Exercise goal: Print every line of the material, from its first line through the line containing "code-line: ▏ unsigned", both included.

Stored data
#####
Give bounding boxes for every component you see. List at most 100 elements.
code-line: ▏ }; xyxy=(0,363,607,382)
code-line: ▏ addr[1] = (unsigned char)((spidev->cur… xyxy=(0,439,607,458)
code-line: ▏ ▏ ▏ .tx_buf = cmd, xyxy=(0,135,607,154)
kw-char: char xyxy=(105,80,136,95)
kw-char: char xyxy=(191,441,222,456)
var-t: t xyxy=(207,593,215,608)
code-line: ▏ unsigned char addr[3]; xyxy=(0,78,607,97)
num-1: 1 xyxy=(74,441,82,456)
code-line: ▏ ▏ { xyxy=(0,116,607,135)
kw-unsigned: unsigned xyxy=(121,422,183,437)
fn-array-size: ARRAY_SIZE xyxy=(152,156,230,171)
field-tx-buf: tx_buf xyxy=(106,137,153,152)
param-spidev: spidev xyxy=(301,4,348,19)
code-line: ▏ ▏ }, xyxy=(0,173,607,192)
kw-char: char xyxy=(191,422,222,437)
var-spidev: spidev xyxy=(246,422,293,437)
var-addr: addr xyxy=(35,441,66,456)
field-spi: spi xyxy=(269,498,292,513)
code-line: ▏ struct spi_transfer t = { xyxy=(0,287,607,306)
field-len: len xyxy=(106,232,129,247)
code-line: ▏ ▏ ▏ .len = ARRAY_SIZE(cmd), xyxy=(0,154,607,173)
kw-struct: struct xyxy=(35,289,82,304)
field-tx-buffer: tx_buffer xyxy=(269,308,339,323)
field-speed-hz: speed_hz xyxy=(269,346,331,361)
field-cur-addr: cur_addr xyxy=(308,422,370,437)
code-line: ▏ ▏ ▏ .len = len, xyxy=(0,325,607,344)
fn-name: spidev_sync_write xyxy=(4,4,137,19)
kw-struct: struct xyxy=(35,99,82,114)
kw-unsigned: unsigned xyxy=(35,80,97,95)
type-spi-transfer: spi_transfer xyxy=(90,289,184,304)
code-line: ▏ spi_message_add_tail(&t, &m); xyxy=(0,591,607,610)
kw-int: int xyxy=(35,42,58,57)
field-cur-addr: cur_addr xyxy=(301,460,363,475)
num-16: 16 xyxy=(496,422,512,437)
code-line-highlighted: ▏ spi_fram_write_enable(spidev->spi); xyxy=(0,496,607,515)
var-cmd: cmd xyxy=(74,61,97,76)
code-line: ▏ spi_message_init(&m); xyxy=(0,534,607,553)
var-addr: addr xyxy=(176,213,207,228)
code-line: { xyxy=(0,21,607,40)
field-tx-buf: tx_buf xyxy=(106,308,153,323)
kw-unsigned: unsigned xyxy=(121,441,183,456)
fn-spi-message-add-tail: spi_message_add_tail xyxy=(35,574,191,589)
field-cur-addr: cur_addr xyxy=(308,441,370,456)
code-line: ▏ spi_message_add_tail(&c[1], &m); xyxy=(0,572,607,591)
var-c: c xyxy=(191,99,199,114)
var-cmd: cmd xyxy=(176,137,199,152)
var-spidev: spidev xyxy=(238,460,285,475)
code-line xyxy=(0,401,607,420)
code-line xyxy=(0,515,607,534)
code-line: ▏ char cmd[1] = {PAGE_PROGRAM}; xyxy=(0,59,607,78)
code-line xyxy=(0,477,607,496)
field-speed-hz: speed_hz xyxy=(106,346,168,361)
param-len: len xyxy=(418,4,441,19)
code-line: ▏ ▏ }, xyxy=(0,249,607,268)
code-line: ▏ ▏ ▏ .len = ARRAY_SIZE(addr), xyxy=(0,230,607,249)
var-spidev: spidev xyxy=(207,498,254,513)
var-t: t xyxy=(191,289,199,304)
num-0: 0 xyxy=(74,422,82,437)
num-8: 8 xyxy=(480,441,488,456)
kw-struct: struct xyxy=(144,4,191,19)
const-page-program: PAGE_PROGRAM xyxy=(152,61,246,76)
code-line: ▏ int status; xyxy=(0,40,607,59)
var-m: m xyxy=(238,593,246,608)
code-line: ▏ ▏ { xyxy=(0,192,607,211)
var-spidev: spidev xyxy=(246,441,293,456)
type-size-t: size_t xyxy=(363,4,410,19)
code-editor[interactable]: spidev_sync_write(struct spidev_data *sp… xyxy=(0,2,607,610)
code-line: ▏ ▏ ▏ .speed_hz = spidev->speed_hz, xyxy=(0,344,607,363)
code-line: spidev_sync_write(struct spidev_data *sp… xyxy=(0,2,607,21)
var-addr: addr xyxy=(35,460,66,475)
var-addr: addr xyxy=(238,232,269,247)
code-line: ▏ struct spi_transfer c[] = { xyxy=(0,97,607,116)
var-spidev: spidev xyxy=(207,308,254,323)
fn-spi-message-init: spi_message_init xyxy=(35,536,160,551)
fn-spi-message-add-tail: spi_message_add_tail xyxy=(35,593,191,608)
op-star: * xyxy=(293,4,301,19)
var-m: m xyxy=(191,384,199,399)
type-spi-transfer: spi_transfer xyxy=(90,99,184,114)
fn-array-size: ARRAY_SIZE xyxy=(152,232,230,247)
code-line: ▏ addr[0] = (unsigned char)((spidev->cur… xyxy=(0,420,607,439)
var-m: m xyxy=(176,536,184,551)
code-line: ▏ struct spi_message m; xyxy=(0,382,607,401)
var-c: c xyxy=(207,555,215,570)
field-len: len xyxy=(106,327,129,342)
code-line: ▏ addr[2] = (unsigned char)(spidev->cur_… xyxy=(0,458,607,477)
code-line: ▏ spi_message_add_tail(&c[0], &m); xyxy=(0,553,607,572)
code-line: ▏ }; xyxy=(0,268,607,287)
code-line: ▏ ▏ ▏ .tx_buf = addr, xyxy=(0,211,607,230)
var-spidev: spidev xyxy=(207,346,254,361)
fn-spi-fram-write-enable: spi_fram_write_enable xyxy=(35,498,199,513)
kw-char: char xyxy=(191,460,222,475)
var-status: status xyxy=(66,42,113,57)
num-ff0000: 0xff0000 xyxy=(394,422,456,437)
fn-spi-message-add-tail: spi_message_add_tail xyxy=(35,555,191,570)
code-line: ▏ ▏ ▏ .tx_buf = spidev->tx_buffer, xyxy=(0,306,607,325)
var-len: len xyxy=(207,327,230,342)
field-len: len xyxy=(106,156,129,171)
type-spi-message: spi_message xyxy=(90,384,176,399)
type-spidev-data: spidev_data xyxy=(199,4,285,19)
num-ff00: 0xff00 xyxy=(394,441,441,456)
#####
Solution:
Give bounding boxes for every component you see. List at most 100 elements.
code-line: ▏ }; xyxy=(0,363,607,382)
code-line: ▏ addr[1] = (unsigned char)((spidev->cur… xyxy=(0,439,607,458)
code-line: ▏ ▏ ▏ .tx_buf = cmd, xyxy=(0,135,607,154)
kw-char: char xyxy=(105,80,136,95)
kw-char: char xyxy=(191,441,222,456)
var-t: t xyxy=(207,593,215,608)
code-line: ▏ unsigned char addr[3]; xyxy=(0,78,607,97)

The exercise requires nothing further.